What to work on: Go through the material below and count the lines with the string "series"; the number is the whole answer.

Dataset items:
========

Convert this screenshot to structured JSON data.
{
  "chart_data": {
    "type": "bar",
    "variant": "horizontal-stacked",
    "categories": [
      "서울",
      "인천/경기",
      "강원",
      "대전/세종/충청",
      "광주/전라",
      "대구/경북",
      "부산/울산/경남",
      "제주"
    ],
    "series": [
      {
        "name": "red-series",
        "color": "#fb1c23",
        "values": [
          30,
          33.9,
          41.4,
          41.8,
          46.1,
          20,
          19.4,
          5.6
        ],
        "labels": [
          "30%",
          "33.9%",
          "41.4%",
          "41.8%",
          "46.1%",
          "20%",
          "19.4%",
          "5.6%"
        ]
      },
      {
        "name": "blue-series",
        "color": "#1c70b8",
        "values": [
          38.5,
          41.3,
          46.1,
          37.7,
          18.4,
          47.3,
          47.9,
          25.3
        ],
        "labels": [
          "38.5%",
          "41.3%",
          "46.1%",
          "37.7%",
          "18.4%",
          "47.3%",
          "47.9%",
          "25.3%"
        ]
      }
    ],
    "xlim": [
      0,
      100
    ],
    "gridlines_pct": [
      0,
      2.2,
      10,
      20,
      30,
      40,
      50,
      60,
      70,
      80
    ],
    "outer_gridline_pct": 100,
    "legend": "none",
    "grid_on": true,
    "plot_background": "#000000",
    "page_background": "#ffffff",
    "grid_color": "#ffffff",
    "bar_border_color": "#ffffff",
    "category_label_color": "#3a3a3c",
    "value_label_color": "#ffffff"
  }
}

========

Complete answer: 3